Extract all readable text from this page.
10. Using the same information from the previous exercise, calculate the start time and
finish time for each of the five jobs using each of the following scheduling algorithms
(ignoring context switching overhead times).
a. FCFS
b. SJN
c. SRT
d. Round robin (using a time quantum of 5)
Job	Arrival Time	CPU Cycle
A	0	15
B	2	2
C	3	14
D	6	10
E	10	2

The request:
Copy the entries above exactly, leaving none out.

Full response:
Extract all readable text from this page.
10. Using the same information from the previous exercise, calculate the start time and
finish time for each of the five jobs using each of the following scheduling algorithms
(ignoring context switching overhead times).
a. FCFS
b. SJN
c. SRT
d. Round robin (using a time quantum of 5)
Job	Arrival Time	CPU Cycle
A	0	15
B	2	2
C	3	14
D	6	10
E	10	2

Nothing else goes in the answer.